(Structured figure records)
- - - -
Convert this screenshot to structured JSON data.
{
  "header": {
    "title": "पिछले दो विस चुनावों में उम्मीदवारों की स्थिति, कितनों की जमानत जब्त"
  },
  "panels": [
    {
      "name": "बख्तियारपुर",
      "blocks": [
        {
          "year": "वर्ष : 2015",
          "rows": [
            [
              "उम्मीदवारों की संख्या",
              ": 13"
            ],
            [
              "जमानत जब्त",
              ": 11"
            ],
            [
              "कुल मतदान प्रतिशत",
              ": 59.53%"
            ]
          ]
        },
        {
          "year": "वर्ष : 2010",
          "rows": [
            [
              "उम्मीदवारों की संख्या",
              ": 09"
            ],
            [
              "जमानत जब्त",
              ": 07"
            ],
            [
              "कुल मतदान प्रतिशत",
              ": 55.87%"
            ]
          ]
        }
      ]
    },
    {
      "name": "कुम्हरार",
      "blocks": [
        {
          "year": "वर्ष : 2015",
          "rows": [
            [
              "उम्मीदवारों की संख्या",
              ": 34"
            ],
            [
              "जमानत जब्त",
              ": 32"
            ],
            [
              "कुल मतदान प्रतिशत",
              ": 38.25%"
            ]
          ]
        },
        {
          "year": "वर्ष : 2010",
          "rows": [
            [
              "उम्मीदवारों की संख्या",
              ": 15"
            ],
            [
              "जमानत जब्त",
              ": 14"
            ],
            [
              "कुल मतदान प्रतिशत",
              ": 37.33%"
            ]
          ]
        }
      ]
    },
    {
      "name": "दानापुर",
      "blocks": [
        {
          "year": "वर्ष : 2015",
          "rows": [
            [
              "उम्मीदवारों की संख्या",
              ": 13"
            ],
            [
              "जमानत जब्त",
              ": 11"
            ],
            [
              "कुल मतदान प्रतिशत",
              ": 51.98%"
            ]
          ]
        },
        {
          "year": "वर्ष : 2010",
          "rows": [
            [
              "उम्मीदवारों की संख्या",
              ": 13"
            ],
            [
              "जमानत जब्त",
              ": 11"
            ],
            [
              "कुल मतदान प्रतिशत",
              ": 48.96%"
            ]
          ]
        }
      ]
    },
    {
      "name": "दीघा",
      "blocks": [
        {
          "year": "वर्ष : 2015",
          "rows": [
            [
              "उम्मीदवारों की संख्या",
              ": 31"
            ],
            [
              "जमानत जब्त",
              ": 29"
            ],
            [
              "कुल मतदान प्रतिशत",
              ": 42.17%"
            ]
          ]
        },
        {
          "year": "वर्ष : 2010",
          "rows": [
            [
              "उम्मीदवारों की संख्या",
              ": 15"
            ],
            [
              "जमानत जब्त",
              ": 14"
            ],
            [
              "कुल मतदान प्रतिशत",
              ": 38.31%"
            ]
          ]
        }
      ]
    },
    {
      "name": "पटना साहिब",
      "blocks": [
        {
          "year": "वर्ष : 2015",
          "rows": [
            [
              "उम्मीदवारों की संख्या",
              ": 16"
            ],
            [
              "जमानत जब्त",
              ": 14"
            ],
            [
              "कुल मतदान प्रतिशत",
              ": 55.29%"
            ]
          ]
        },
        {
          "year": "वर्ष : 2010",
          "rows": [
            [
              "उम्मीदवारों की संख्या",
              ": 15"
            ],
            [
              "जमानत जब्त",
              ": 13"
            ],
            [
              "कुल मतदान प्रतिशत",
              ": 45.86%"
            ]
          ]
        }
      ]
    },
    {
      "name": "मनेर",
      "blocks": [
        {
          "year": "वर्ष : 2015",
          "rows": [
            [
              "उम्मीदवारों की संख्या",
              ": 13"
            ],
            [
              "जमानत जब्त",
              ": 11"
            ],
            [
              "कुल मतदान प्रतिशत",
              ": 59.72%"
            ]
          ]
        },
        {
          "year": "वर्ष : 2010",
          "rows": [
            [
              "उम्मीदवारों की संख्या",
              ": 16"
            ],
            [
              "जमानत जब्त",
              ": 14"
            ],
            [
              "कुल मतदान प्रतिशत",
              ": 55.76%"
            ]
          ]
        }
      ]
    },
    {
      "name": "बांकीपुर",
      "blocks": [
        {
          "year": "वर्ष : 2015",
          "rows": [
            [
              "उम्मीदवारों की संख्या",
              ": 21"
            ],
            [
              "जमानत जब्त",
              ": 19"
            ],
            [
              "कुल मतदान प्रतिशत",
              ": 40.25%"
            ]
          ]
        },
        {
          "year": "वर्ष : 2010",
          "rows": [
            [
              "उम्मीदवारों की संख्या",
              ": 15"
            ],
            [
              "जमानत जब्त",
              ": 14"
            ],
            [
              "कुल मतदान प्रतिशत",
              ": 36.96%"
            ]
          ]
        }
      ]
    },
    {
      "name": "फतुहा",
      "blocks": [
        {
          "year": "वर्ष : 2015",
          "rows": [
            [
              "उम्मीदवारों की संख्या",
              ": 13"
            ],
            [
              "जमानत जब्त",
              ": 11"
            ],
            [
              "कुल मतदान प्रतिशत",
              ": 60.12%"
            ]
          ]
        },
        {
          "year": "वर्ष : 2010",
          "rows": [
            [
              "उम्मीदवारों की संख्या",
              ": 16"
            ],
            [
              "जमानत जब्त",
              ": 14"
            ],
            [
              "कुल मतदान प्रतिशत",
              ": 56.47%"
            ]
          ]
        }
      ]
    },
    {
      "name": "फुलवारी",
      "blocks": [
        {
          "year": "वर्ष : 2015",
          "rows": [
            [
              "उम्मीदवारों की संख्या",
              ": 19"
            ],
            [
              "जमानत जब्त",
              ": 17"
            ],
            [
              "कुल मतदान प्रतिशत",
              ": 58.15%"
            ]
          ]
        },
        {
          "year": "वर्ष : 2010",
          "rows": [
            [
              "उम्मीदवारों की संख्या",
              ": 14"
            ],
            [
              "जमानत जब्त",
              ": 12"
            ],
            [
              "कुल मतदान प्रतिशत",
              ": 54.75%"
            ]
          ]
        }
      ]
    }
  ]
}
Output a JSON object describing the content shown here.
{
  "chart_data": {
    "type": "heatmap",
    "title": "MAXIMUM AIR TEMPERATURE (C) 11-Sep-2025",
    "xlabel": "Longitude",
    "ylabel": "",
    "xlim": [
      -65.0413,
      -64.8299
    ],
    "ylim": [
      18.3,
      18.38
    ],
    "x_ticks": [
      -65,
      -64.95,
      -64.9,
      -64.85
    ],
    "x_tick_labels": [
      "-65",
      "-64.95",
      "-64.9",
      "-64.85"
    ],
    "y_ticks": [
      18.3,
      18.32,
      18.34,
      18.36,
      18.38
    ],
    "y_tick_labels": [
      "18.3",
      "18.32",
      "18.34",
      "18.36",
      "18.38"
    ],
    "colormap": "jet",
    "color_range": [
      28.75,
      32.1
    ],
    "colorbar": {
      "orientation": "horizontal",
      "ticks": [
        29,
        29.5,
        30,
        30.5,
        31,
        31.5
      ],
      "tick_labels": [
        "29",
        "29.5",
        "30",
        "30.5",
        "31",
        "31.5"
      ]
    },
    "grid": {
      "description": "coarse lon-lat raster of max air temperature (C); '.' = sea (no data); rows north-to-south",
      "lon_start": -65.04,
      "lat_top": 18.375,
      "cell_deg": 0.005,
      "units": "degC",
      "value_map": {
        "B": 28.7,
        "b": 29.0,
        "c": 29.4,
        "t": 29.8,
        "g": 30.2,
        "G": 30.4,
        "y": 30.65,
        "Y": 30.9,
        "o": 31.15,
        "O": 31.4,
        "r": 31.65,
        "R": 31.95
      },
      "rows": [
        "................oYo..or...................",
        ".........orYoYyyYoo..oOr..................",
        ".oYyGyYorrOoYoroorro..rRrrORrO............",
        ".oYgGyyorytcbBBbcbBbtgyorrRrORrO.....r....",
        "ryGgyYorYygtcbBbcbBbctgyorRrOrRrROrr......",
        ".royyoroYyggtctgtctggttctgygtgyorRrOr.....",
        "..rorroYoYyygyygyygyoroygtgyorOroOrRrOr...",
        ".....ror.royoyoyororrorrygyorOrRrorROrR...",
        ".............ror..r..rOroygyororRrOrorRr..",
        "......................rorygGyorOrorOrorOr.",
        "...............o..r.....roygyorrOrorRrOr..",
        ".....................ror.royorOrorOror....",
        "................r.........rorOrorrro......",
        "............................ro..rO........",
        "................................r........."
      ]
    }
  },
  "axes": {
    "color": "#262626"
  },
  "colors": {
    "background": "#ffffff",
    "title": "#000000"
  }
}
- - - -
• _Description of the task_: Which lines hold the word "name"? Copy all of them.

• _Finished answer_:
      "name": "बख्तियारपुर",
      "name": "कुम्हरार",
      "name": "दानापुर",
      "name": "दीघा",
      "name": "पटना साहिब",
      "name": "मनेर",
      "name": "बांकीपुर",
      "name": "फतुहा",
      "name": "फुलवारी",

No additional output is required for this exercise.